**EXERCISE DETAILS:** Return each line of the listing that contains the string "调整后预算数".

**Data records:**

▬▬▬

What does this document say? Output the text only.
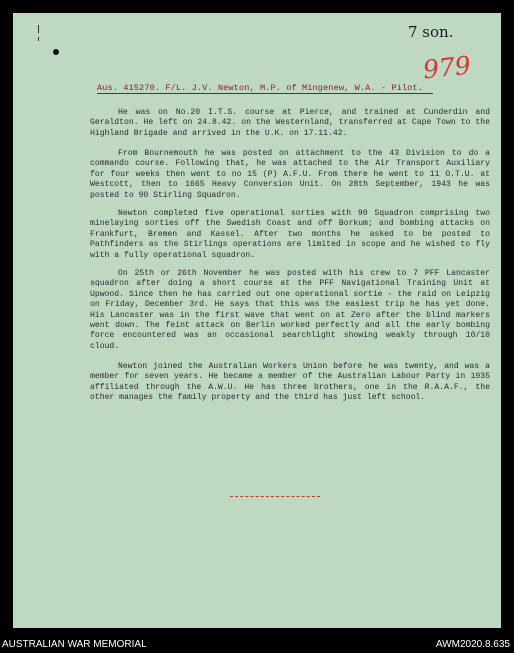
7 son.
979
Aus. 415270. F/L. J.V. Newton, M.P. of Mingenew, W.A. - Pilot.

He was on No.20 I.T.S. course at Pierce, and trained at Cunderdin and Geraldton. He left on 24.8.42. on the Westernland, transferred at Cape Town to the Highland Brigade and arrived in the U.K. on 17.11.42.

From Bournemouth he was posted on attachment to the 43 Division to do a commando course. Following that, he was attached to the Air Transport Auxiliary for four weeks then went to no 15 (P) A.F.U. From there he went to 11 O.T.U. at Westcott, then to 1665 Heavy Conversion Unit. On 28th September, 1943 he was posted to 90 Stirling Squadron.

Newton completed five operational sorties with 90 Squadron comprising two minelaying sorties off the Swedish Coast and off Borkum; and bombing attacks on Frankfurt, Bremen and Kassel. After two months he asked to be posted to Pathfinders as the Stirlings operations are limited in scope and he wished to fly with a fully operational squadron.

On 25th or 26th November he was posted with his crew to 7 PFF Lancaster squadron after doing a short course at the PFF Navigational Training Unit at Upwood. Since then he has carried out one operational sortie - the raid on Leipzig on Friday, December 3rd. He says that this was the easiest trip he has yet done. His Lancaster was in the first wave that went on at Zero after the blind markers went down. The feint attack on Berlin worked perfectly and all the early bombing force encountered was an occasional searchlight showing weakly through 10/10 cloud.

Newton joined the Australian Workers Union before he was twenty, and was a member for seven years. He became a member of the Australian Labour Party in 1935 affiliated through the A.W.U. He has three brothers, one in the R.A.A.F., the other manages the family property and the third has just left school.

AUSTRALIAN WAR MEMORIAL	AWM2020.8.635
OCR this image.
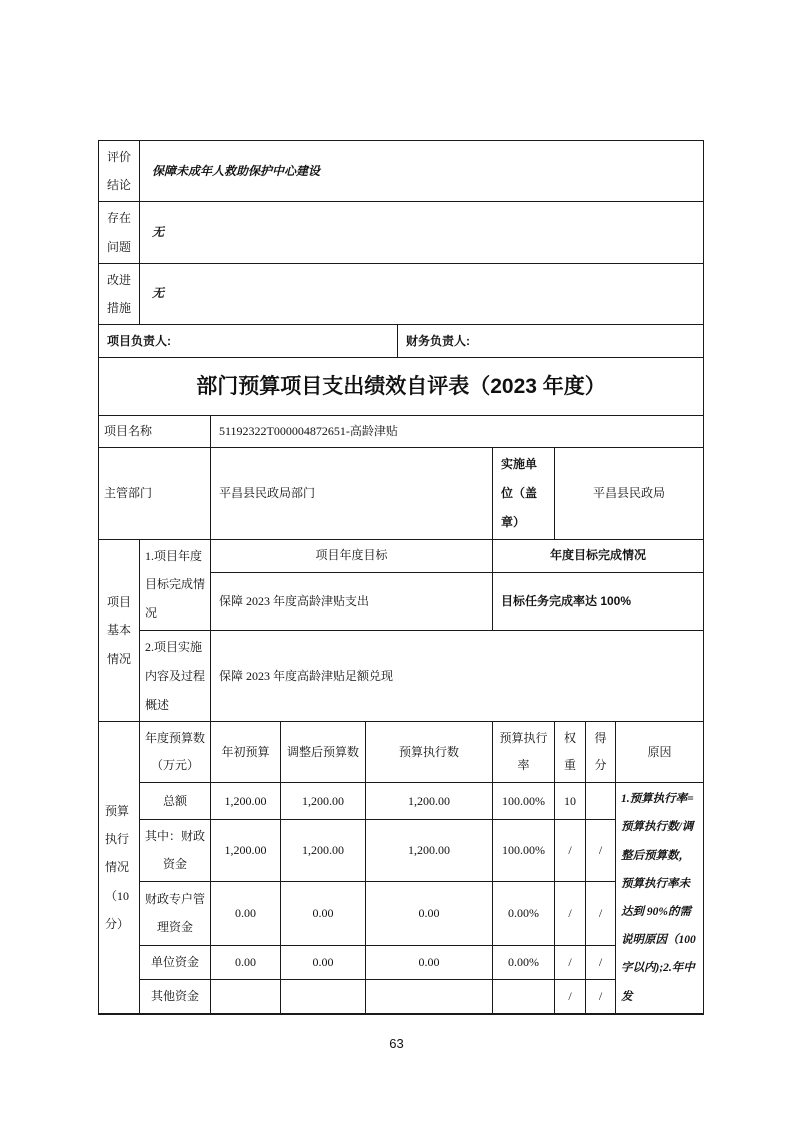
评价结论	保障未成年人救助保护中心建设	
存在问题	无	
改进措施	无	
项目负责人:		财务负责人:
部门预算项目支出绩效自评表（2023 年度）				
项目名称		51192322T000004872651-高龄津贴		
主管部门		平昌县民政局部门	实施单位（盖章）	平昌县民政局
项目基本情况	1.项目年度目标完成情况	项目年度目标	年度目标完成情况	
		保障 2023 年度高龄津贴支出	目标任务完成率达 100%	
	2.项目实施内容及过程概述	保障 2023 年度高龄津贴足额兑现		
预算执行情况（10 分）	年度预算数（万元）	年初预算	调整后预算数	预算执行数	预算执行率	权重	得分	原因
	总额	1,200.00	1,200.00	1,200.00	100.00%	10		1.预算执行率=预算执行数/调整后预算数，预算执行率未达到 90%的需说明原因（100 字以内);2.年中发
	其中：财政资金	1,200.00	1,200.00	1,200.00	100.00%	/	/	
	财政专户管理资金	0.00	0.00	0.00	0.00%	/	/	
	单位资金	0.00	0.00	0.00	0.00%	/	/	
	其他资金					/	/	
63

▬▬▬

**PROBLEM SOLUTION:**
预算执行情况（10 分）	年度预算数（万元）	年初预算	调整后预算数	预算执行数	预算执行率	权重	得分	原因
	总额	1,200.00	1,200.00	1,200.00	100.00%	10		1.预算执行率=预算执行数/调整后预算数，预算执行率未达到 90%的需说明原因（100 字以内);2.年中发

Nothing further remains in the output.